### [Task to carry out]
Across the entries below, count the lines in which the word "Speed" occurs. Reply with the count alone.

........

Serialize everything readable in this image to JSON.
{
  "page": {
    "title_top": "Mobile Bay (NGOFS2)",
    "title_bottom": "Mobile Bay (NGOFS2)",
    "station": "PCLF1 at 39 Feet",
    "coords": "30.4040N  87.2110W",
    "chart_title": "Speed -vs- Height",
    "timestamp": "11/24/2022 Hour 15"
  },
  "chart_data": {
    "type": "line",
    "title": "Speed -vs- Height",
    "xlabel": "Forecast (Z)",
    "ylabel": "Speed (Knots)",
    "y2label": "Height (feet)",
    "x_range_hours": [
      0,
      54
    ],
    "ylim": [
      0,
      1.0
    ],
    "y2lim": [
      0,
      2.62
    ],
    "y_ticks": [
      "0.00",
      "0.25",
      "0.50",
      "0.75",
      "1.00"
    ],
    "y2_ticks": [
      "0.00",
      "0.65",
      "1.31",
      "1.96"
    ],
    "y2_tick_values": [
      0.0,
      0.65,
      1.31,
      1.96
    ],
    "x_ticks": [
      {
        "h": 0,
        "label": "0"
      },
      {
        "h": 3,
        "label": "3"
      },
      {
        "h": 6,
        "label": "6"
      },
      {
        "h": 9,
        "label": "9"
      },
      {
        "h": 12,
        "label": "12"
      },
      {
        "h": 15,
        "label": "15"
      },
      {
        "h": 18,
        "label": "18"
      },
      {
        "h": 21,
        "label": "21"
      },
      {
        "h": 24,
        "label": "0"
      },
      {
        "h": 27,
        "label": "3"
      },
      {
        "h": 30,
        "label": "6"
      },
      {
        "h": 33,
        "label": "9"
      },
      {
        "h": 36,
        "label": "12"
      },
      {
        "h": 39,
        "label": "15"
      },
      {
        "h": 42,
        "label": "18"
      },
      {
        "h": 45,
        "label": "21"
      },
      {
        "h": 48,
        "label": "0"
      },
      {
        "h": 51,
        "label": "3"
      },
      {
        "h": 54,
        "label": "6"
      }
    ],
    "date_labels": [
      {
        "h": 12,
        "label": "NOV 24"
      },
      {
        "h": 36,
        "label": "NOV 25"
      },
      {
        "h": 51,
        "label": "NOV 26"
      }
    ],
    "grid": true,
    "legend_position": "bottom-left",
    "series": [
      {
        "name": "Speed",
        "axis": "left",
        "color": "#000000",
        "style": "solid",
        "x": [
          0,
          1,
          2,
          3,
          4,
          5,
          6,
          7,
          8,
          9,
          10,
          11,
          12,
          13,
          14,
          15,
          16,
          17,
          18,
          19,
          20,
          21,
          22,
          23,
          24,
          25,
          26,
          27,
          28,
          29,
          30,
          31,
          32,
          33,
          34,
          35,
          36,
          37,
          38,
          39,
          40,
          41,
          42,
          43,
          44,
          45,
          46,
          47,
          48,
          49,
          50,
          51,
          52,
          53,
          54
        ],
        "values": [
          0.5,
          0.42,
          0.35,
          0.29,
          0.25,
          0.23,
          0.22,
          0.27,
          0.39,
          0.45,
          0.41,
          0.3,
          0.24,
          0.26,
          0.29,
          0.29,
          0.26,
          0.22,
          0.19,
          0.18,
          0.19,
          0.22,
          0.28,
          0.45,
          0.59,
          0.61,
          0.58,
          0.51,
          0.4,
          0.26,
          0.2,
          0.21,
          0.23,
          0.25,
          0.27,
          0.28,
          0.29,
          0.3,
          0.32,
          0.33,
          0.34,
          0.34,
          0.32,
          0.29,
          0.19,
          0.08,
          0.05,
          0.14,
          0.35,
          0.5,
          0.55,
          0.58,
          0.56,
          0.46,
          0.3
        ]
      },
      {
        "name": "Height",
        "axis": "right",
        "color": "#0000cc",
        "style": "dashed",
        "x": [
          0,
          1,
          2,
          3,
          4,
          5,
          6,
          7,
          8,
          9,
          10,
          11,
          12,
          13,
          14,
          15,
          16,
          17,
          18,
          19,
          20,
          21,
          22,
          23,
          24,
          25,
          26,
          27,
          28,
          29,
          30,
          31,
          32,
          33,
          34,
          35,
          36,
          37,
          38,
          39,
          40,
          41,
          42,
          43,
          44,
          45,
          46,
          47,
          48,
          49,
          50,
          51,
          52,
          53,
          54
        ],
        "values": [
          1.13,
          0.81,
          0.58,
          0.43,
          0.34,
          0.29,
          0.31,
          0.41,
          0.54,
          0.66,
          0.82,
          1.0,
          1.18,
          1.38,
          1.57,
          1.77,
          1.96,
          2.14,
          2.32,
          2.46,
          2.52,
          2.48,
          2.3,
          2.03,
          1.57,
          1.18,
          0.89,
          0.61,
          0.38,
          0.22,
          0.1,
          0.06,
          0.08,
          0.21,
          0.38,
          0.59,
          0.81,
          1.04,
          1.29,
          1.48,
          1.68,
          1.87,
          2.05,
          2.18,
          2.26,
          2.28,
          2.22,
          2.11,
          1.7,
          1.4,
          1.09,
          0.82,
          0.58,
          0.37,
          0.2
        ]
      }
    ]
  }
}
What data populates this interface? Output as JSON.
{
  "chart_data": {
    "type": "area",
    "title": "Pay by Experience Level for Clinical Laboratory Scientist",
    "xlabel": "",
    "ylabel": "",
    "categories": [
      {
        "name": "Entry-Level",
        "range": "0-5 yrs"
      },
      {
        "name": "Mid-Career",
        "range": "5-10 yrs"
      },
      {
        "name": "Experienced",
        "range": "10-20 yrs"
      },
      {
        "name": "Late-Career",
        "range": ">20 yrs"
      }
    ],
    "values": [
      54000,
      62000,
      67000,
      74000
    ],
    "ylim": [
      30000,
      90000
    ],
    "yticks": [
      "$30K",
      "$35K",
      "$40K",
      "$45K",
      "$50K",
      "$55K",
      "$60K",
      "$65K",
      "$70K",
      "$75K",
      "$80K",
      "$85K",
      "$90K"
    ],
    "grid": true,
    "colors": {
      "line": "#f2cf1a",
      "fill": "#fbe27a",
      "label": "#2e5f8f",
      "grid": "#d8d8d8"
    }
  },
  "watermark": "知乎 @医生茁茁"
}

........

### [Result of this exercise]
4